• **Task**: Copy out all lines that carry the word "relative".
*** Provided data ***
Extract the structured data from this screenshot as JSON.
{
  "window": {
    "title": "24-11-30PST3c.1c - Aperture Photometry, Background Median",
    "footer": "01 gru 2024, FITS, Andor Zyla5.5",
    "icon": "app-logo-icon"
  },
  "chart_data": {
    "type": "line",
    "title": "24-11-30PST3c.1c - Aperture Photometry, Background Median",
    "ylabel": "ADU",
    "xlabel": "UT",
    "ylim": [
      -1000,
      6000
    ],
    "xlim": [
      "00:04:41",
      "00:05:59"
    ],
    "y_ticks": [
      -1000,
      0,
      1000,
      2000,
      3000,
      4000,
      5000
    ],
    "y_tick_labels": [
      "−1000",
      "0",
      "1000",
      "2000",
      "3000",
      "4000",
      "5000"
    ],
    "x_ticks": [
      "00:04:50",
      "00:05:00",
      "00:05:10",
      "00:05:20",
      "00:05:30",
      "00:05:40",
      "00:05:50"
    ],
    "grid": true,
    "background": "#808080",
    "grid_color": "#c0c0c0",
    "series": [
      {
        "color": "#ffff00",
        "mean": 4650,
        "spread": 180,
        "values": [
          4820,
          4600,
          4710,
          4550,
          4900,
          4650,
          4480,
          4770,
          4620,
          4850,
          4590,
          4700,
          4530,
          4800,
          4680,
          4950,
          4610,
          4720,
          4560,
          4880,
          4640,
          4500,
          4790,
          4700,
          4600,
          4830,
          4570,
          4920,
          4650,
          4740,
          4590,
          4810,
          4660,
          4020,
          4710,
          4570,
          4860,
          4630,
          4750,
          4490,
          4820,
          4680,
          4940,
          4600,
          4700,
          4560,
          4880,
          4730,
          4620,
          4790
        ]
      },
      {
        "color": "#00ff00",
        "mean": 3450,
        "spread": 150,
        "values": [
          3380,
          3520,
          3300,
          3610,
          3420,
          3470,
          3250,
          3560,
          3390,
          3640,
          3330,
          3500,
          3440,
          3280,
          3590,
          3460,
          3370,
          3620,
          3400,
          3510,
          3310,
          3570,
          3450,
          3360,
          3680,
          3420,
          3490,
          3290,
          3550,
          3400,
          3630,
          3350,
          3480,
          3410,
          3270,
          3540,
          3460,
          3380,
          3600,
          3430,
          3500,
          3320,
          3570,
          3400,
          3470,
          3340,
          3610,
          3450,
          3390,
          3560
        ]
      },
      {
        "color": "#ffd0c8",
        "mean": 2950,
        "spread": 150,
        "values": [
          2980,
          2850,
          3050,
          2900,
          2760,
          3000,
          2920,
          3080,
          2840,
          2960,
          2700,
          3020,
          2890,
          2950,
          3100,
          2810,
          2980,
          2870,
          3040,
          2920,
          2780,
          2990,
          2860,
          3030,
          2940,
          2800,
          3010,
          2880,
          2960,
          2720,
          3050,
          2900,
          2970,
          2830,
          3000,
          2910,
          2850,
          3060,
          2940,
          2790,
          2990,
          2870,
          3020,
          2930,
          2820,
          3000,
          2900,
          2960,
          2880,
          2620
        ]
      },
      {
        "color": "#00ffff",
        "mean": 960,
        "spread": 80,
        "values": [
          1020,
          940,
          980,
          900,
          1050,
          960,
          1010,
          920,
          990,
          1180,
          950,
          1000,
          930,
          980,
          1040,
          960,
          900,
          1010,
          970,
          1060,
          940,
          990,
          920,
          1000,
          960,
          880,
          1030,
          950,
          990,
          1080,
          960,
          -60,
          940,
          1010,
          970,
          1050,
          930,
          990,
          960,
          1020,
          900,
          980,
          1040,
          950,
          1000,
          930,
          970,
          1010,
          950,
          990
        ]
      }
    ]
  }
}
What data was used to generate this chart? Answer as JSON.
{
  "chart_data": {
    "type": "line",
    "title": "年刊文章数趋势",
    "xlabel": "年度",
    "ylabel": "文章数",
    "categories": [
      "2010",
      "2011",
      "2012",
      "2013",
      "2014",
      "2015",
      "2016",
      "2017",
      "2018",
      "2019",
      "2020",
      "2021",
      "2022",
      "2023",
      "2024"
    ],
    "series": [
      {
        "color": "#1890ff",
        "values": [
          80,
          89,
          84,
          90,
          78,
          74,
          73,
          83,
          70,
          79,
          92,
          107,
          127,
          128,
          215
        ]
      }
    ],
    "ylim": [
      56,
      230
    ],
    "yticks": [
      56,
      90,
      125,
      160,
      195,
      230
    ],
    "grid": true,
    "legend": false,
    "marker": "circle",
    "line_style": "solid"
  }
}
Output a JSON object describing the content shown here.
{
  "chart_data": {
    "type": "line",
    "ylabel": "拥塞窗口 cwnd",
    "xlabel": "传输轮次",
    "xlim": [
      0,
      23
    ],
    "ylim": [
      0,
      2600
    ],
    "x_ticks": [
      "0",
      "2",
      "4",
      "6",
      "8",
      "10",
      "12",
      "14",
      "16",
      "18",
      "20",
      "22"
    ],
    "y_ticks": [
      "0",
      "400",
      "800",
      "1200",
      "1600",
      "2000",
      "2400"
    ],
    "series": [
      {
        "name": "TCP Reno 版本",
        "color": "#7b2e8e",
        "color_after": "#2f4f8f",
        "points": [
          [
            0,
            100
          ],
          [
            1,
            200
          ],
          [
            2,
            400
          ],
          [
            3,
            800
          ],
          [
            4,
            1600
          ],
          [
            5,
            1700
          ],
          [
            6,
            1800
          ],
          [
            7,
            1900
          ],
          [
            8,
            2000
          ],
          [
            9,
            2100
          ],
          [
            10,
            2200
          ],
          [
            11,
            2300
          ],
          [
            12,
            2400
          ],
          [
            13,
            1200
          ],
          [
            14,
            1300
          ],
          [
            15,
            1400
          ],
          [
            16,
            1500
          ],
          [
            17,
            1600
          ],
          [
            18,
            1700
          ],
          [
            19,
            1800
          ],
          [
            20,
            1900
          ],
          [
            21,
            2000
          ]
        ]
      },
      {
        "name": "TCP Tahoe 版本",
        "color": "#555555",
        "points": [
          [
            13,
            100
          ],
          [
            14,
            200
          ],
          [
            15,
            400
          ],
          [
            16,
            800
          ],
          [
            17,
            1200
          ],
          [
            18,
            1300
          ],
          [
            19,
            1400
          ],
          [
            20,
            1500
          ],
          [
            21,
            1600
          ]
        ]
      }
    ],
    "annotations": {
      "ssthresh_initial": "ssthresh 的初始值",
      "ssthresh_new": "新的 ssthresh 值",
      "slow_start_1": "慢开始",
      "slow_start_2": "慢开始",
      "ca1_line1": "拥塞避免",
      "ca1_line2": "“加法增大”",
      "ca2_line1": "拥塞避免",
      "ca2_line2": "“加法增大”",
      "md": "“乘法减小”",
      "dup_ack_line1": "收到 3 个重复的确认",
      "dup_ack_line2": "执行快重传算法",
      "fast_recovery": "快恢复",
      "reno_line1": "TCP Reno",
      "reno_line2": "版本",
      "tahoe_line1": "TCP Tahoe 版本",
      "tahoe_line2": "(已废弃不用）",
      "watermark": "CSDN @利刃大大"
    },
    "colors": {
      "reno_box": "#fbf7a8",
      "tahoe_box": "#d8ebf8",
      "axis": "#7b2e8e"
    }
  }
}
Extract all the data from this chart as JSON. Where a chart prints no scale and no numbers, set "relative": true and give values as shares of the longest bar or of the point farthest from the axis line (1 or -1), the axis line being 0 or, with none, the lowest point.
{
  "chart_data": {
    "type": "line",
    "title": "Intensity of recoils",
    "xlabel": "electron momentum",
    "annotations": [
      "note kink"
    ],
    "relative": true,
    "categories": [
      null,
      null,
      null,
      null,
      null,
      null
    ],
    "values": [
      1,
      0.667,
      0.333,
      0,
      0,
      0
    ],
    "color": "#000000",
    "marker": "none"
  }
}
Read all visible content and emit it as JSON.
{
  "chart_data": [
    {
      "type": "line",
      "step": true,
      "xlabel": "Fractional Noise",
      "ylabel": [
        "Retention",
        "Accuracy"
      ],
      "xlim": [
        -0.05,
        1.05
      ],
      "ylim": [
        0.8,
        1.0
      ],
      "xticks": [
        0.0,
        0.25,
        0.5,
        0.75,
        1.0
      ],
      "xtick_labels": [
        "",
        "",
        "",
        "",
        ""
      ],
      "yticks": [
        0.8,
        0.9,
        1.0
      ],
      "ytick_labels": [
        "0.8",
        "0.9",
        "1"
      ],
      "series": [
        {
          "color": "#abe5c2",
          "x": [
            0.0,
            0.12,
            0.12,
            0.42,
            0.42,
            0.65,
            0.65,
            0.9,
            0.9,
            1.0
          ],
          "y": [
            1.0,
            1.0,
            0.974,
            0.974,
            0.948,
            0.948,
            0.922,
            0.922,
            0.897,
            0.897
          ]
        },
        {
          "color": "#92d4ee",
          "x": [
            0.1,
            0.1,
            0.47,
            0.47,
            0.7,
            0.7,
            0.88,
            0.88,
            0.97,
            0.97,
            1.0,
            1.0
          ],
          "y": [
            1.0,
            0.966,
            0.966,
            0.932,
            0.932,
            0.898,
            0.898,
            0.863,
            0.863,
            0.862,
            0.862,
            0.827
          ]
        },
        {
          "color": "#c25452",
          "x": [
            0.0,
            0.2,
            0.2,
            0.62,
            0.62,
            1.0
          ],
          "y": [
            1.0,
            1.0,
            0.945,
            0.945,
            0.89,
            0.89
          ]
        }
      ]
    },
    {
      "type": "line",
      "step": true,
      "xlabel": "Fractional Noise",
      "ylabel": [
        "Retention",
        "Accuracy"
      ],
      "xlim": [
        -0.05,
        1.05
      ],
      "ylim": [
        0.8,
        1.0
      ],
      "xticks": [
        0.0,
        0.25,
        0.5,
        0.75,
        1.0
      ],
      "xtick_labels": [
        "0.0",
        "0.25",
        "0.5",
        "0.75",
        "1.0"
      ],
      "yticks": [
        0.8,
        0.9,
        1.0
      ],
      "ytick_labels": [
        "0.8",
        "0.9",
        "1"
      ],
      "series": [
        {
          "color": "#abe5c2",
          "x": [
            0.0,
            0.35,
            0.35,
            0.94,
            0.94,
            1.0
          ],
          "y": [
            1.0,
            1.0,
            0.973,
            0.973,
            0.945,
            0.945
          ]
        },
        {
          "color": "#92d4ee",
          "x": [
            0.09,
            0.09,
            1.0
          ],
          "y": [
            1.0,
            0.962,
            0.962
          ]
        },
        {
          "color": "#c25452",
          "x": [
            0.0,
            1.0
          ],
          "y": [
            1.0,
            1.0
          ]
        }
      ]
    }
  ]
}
***
• **Result of the exercise**:
Extract all the data from this chart as JSON. Where a chart prints no scale and no numbers, set "relative": true and give values as shares of the longest bar or of the point farthest from the axis line (1 or -1), the axis line being 0 or, with none, the lowest point.
    "relative": true,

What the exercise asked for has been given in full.